DATA SHOWN:

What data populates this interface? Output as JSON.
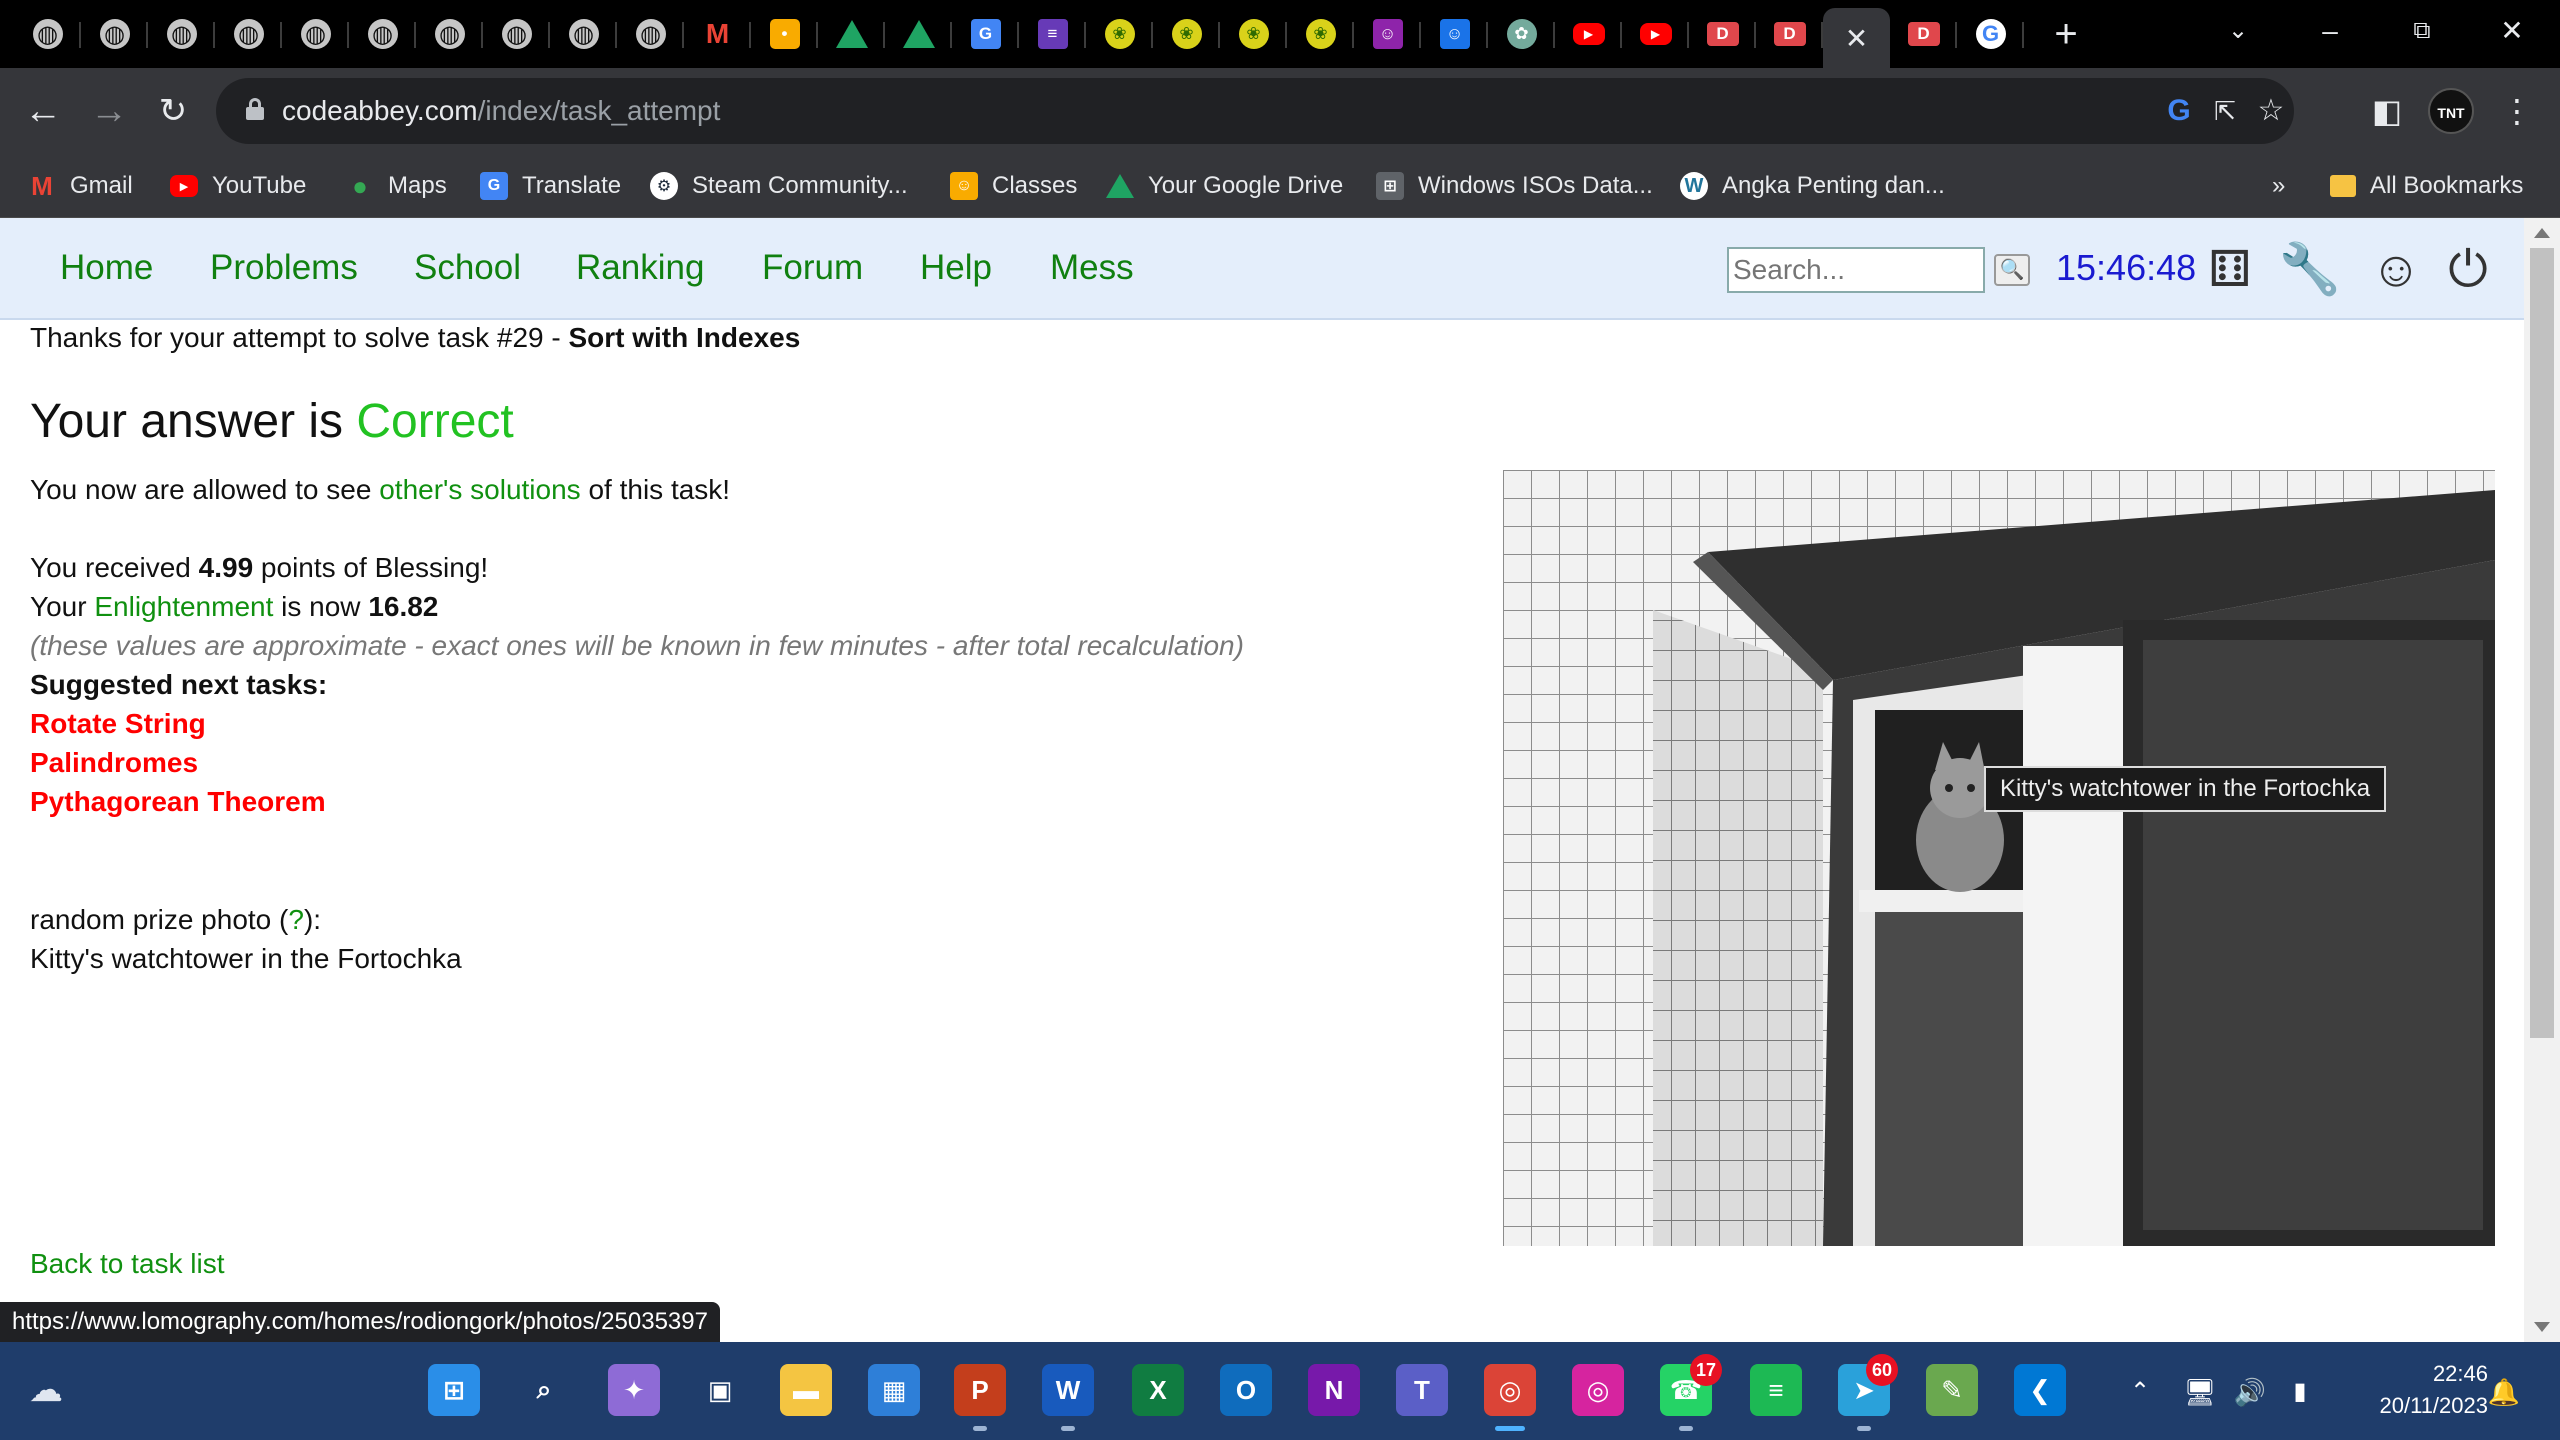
{
  "browser": {
    "tabs": [
      {
        "icon": "globe-icon",
        "glyph": "◍",
        "cls": "globe"
      },
      {
        "icon": "globe-icon",
        "glyph": "◍",
        "cls": "globe"
      },
      {
        "icon": "globe-icon",
        "glyph": "◍",
        "cls": "globe"
      },
      {
        "icon": "globe-icon",
        "glyph": "◍",
        "cls": "globe"
      },
      {
        "icon": "globe-icon",
        "glyph": "◍",
        "cls": "globe"
      },
      {
        "icon": "globe-icon",
        "glyph": "◍",
        "cls": "globe"
      },
      {
        "icon": "globe-icon",
        "glyph": "◍",
        "cls": "globe"
      },
      {
        "icon": "globe-icon",
        "glyph": "◍",
        "cls": "globe"
      },
      {
        "icon": "globe-icon",
        "glyph": "◍",
        "cls": "globe"
      },
      {
        "icon": "globe-icon",
        "glyph": "◍",
        "cls": "globe"
      },
      {
        "icon": "gmail-icon",
        "glyph": "M",
        "cls": "gmail"
      },
      {
        "icon": "google-keep-icon",
        "glyph": "•",
        "cls": "keep"
      },
      {
        "icon": "google-drive-icon",
        "glyph": "",
        "cls": "drive"
      },
      {
        "icon": "google-drive-icon",
        "glyph": "",
        "cls": "drive"
      },
      {
        "icon": "google-translate-icon",
        "glyph": "G",
        "cls": "trans"
      },
      {
        "icon": "google-forms-icon",
        "glyph": "≡",
        "cls": "forms"
      },
      {
        "icon": "school-logo-icon",
        "glyph": "❀",
        "cls": "sch"
      },
      {
        "icon": "school-logo-icon",
        "glyph": "❀",
        "cls": "sch"
      },
      {
        "icon": "school-logo-icon",
        "glyph": "❀",
        "cls": "sch"
      },
      {
        "icon": "school-logo-icon",
        "glyph": "❀",
        "cls": "sch"
      },
      {
        "icon": "google-classroom-icon",
        "glyph": "☺",
        "cls": "class"
      },
      {
        "icon": "google-classroom-icon",
        "glyph": "☺",
        "cls": "classb"
      },
      {
        "icon": "chatgpt-icon",
        "glyph": "✿",
        "cls": "gpt"
      },
      {
        "icon": "youtube-icon",
        "glyph": "▶",
        "cls": "yt"
      },
      {
        "icon": "youtube-icon",
        "glyph": "▶",
        "cls": "yt"
      },
      {
        "icon": "youtube-create-icon",
        "glyph": "D",
        "cls": "ytc"
      },
      {
        "icon": "youtube-create-icon",
        "glyph": "D",
        "cls": "ytc"
      },
      {
        "icon": "close-tab-icon",
        "glyph": "✕",
        "cls": "close",
        "active": true
      },
      {
        "icon": "youtube-create-icon",
        "glyph": "D",
        "cls": "ytc"
      },
      {
        "icon": "google-icon",
        "glyph": "G",
        "cls": "g"
      }
    ],
    "url_host": "codeabbey.com",
    "url_path": "/index/task_attempt",
    "bookmarks": [
      {
        "label": "Gmail",
        "icon": "gmail-icon",
        "glyph": "M",
        "cls": "gm"
      },
      {
        "label": "YouTube",
        "icon": "youtube-icon",
        "glyph": "▶",
        "cls": "ytb"
      },
      {
        "label": "Maps",
        "icon": "maps-pin-icon",
        "glyph": "●",
        "cls": "maps"
      },
      {
        "label": "Translate",
        "icon": "google-translate-icon",
        "glyph": "G",
        "cls": "tr"
      },
      {
        "label": "Steam Community...",
        "icon": "steam-icon",
        "glyph": "⚙",
        "cls": "st"
      },
      {
        "label": "Classes",
        "icon": "google-classroom-icon",
        "glyph": "☺",
        "cls": "cl"
      },
      {
        "label": "Your Google Drive",
        "icon": "google-drive-icon",
        "glyph": "",
        "cls": "dr"
      },
      {
        "label": "Windows ISOs Data...",
        "icon": "windows-icon",
        "glyph": "⊞",
        "cls": "win"
      },
      {
        "label": "Angka Penting dan...",
        "icon": "wordpress-icon",
        "glyph": "W",
        "cls": "wp"
      }
    ],
    "overflow_label": "»",
    "all_bookmarks_label": "All Bookmarks",
    "status_url": "https://www.lomography.com/homes/rodiongork/photos/25035397"
  },
  "site": {
    "nav": [
      "Home",
      "Problems",
      "School",
      "Ranking",
      "Forum",
      "Help",
      "Mess"
    ],
    "search_placeholder": "Search...",
    "clock": "15:46:48"
  },
  "content": {
    "thanks_prefix": "Thanks for your attempt to solve task #29 - ",
    "task_name": "Sort with Indexes",
    "answer_prefix": "Your answer is ",
    "answer_status": "Correct",
    "allowed_prefix": "You now are allowed to see ",
    "solutions_link": "other's solutions",
    "allowed_suffix": " of this task!",
    "received_prefix": "You received ",
    "points": "4.99",
    "received_suffix": " points of Blessing!",
    "enl_prefix": "Your ",
    "enl_link": "Enlightenment",
    "enl_mid": " is now ",
    "enl_value": "16.82",
    "approx_note": "(these values are approximate - exact ones will be known in few minutes - after total recalculation)",
    "suggested_heading": "Suggested next tasks:",
    "suggested": [
      "Rotate String",
      "Palindromes",
      "Pythagorean Theorem"
    ],
    "prize_prefix": "random prize photo (",
    "prize_link": "?",
    "prize_suffix": "):",
    "photo_title": "Kitty's watchtower in the Fortochka",
    "photo_tooltip": "Kitty's watchtower in the Fortochka",
    "back_link": "Back to task list"
  },
  "taskbar": {
    "apps": [
      {
        "name": "windows-start-icon",
        "glyph": "⊞",
        "bg": "#2a8ee8"
      },
      {
        "name": "search-icon",
        "glyph": "⌕",
        "bg": "transparent"
      },
      {
        "name": "copilot-icon",
        "glyph": "✦",
        "bg": "#8e6bd6"
      },
      {
        "name": "task-view-icon",
        "glyph": "▣",
        "bg": "transparent"
      },
      {
        "name": "file-explorer-icon",
        "glyph": "▬",
        "bg": "#f4c542"
      },
      {
        "name": "microsoft-store-icon",
        "glyph": "▦",
        "bg": "#2e7fd8"
      },
      {
        "name": "powerpoint-icon",
        "glyph": "P",
        "bg": "#c43e1c"
      },
      {
        "name": "word-icon",
        "glyph": "W",
        "bg": "#185abd"
      },
      {
        "name": "excel-icon",
        "glyph": "X",
        "bg": "#107c41"
      },
      {
        "name": "outlook-icon",
        "glyph": "O",
        "bg": "#0f6cbd"
      },
      {
        "name": "onenote-icon",
        "glyph": "N",
        "bg": "#7719aa"
      },
      {
        "name": "teams-icon",
        "glyph": "T",
        "bg": "#5b5fc7"
      },
      {
        "name": "chrome-icon",
        "glyph": "◎",
        "bg": "#db4437"
      },
      {
        "name": "instagram-icon",
        "glyph": "◎",
        "bg": "#d6249f"
      },
      {
        "name": "whatsapp-icon",
        "glyph": "☎",
        "bg": "#25d366"
      },
      {
        "name": "spotify-icon",
        "glyph": "≡",
        "bg": "#1db954"
      },
      {
        "name": "telegram-icon",
        "glyph": "➤",
        "bg": "#2aa1da"
      },
      {
        "name": "notepad-icon",
        "glyph": "✎",
        "bg": "#6aa84f"
      },
      {
        "name": "vscode-icon",
        "glyph": "❮",
        "bg": "#0078d4"
      }
    ],
    "whatsapp_badge": "17",
    "telegram_badge": "60",
    "time": "22:46",
    "date": "20/11/2023"
  }
}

THE TASK:
Do not include images; quote all of the entries above exactly.

EXERCISE SOLUTION:
What data populates this interface? Output as JSON.
{
  "browser": {
    "tabs": [
      {
        "icon": "globe-icon",
        "glyph": "◍",
        "cls": "globe"
      },
      {
        "icon": "globe-icon",
        "glyph": "◍",
        "cls": "globe"
      },
      {
        "icon": "globe-icon",
        "glyph": "◍",
        "cls": "globe"
      },
      {
        "icon": "globe-icon",
        "glyph": "◍",
        "cls": "globe"
      },
      {
        "icon": "globe-icon",
        "glyph": "◍",
        "cls": "globe"
      },
      {
        "icon": "globe-icon",
        "glyph": "◍",
        "cls": "globe"
      },
      {
        "icon": "globe-icon",
        "glyph": "◍",
        "cls": "globe"
      },
      {
        "icon": "globe-icon",
        "glyph": "◍",
        "cls": "globe"
      },
      {
        "icon": "globe-icon",
        "glyph": "◍",
        "cls": "globe"
      },
      {
        "icon": "globe-icon",
        "glyph": "◍",
        "cls": "globe"
      },
      {
        "icon": "gmail-icon",
        "glyph": "M",
        "cls": "gmail"
      },
      {
        "icon": "google-keep-icon",
        "glyph": "•",
        "cls": "keep"
      },
      {
        "icon": "google-drive-icon",
        "glyph": "",
        "cls": "drive"
      },
      {
        "icon": "google-drive-icon",
        "glyph": "",
        "cls": "drive"
      },
      {
        "icon": "google-translate-icon",
        "glyph": "G",
        "cls": "trans"
      },
      {
        "icon": "google-forms-icon",
        "glyph": "≡",
        "cls": "forms"
      },
      {
        "icon": "school-logo-icon",
        "glyph": "❀",
        "cls": "sch"
      },
      {
        "icon": "school-logo-icon",
        "glyph": "❀",
        "cls": "sch"
      },
      {
        "icon": "school-logo-icon",
        "glyph": "❀",
        "cls": "sch"
      },
      {
        "icon": "school-logo-icon",
        "glyph": "❀",
        "cls": "sch"
      },
      {
        "icon": "google-classroom-icon",
        "glyph": "☺",
        "cls": "class"
      },
      {
        "icon": "google-classroom-icon",
        "glyph": "☺",
        "cls": "classb"
      },
      {
        "icon": "chatgpt-icon",
        "glyph": "✿",
        "cls": "gpt"
      },
      {
        "icon": "youtube-icon",
        "glyph": "▶",
        "cls": "yt"
      },
      {
        "icon": "youtube-icon",
        "glyph": "▶",
        "cls": "yt"
      },
      {
        "icon": "youtube-create-icon",
        "glyph": "D",
        "cls": "ytc"
      },
      {
        "icon": "youtube-create-icon",
        "glyph": "D",
        "cls": "ytc"
      },
      {
        "icon": "close-tab-icon",
        "glyph": "✕",
        "cls": "close",
        "active": true
      },
      {
        "icon": "youtube-create-icon",
        "glyph": "D",
        "cls": "ytc"
      },
      {
        "icon": "google-icon",
        "glyph": "G",
        "cls": "g"
      }
    ],
    "url_host": "codeabbey.com",
    "url_path": "/index/task_attempt",
    "bookmarks": [
      {
        "label": "Gmail",
        "icon": "gmail-icon",
        "glyph": "M",
        "cls": "gm"
      },
      {
        "label": "YouTube",
        "icon": "youtube-icon",
        "glyph": "▶",
        "cls": "ytb"
      },
      {
        "label": "Maps",
        "icon": "maps-pin-icon",
        "glyph": "●",
        "cls": "maps"
      },
      {
        "label": "Translate",
        "icon": "google-translate-icon",
        "glyph": "G",
        "cls": "tr"
      },
      {
        "label": "Steam Community...",
        "icon": "steam-icon",
        "glyph": "⚙",
        "cls": "st"
      },
      {
        "label": "Classes",
        "icon": "google-classroom-icon",
        "glyph": "☺",
        "cls": "cl"
      },
      {
        "label": "Your Google Drive",
        "icon": "google-drive-icon",
        "glyph": "",
        "cls": "dr"
      },
      {
        "label": "Windows ISOs Data...",
        "icon": "windows-icon",
        "glyph": "⊞",
        "cls": "win"
      },
      {
        "label": "Angka Penting dan...",
        "icon": "wordpress-icon",
        "glyph": "W",
        "cls": "wp"
      }
    ],
    "overflow_label": "»",
    "all_bookmarks_label": "All Bookmarks",
    "status_url": "https://www.lomography.com/homes/rodiongork/photos/25035397"
  },
  "site": {
    "nav": [
      "Home",
      "Problems",
      "School",
      "Ranking",
      "Forum",
      "Help",
      "Mess"
    ],
    "search_placeholder": "Search...",
    "clock": "15:46:48"
  },
  "content": {
    "thanks_prefix": "Thanks for your attempt to solve task #29 - ",
    "task_name": "Sort with Indexes",
    "answer_prefix": "Your answer is ",
    "answer_status": "Correct",
    "allowed_prefix": "You now are allowed to see ",
    "solutions_link": "other's solutions",
    "allowed_suffix": " of this task!",
    "received_prefix": "You received ",
    "points": "4.99",
    "received_suffix": " points of Blessing!",
    "enl_prefix": "Your ",
    "enl_link": "Enlightenment",
    "enl_mid": " is now ",
    "enl_value": "16.82",
    "approx_note": "(these values are approximate - exact ones will be known in few minutes - after total recalculation)",
    "suggested_heading": "Suggested next tasks:",
    "suggested": [
      "Rotate String",
      "Palindromes",
      "Pythagorean Theorem"
    ],
    "prize_prefix": "random prize photo (",
    "prize_link": "?",
    "prize_suffix": "):",
    "photo_title": "Kitty's watchtower in the Fortochka",
    "photo_tooltip": "Kitty's watchtower in the Fortochka",
    "back_link": "Back to task list"
  },
  "taskbar": {
    "apps": [
      {
        "name": "windows-start-icon",
        "glyph": "⊞",
        "bg": "#2a8ee8"
      },
      {
        "name": "search-icon",
        "glyph": "⌕",
        "bg": "transparent"
      },
      {
        "name": "copilot-icon",
        "glyph": "✦",
        "bg": "#8e6bd6"
      },
      {
        "name": "task-view-icon",
        "glyph": "▣",
        "bg": "transparent"
      },
      {
        "name": "file-explorer-icon",
        "glyph": "▬",
        "bg": "#f4c542"
      },
      {
        "name": "microsoft-store-icon",
        "glyph": "▦",
        "bg": "#2e7fd8"
      },
      {
        "name": "powerpoint-icon",
        "glyph": "P",
        "bg": "#c43e1c"
      },
      {
        "name": "word-icon",
        "glyph": "W",
        "bg": "#185abd"
      },
      {
        "name": "excel-icon",
        "glyph": "X",
        "bg": "#107c41"
      },
      {
        "name": "outlook-icon",
        "glyph": "O",
        "bg": "#0f6cbd"
      },
      {
        "name": "onenote-icon",
        "glyph": "N",
        "bg": "#7719aa"
      },
      {
        "name": "teams-icon",
        "glyph": "T",
        "bg": "#5b5fc7"
      },
      {
        "name": "chrome-icon",
        "glyph": "◎",
        "bg": "#db4437"
      },
      {
        "name": "instagram-icon",
        "glyph": "◎",
        "bg": "#d6249f"
      },
      {
        "name": "whatsapp-icon",
        "glyph": "☎",
        "bg": "#25d366"
      },
      {
        "name": "spotify-icon",
        "glyph": "≡",
        "bg": "#1db954"
      },
      {
        "name": "telegram-icon",
        "glyph": "➤",
        "bg": "#2aa1da"
      },
      {
        "name": "notepad-icon",
        "glyph": "✎",
        "bg": "#6aa84f"
      },
      {
        "name": "vscode-icon",
        "glyph": "❮",
        "bg": "#0078d4"
      }
    ],
    "whatsapp_badge": "17",
    "telegram_badge": "60",
    "time": "22:46",
    "date": "20/11/2023"
  }
}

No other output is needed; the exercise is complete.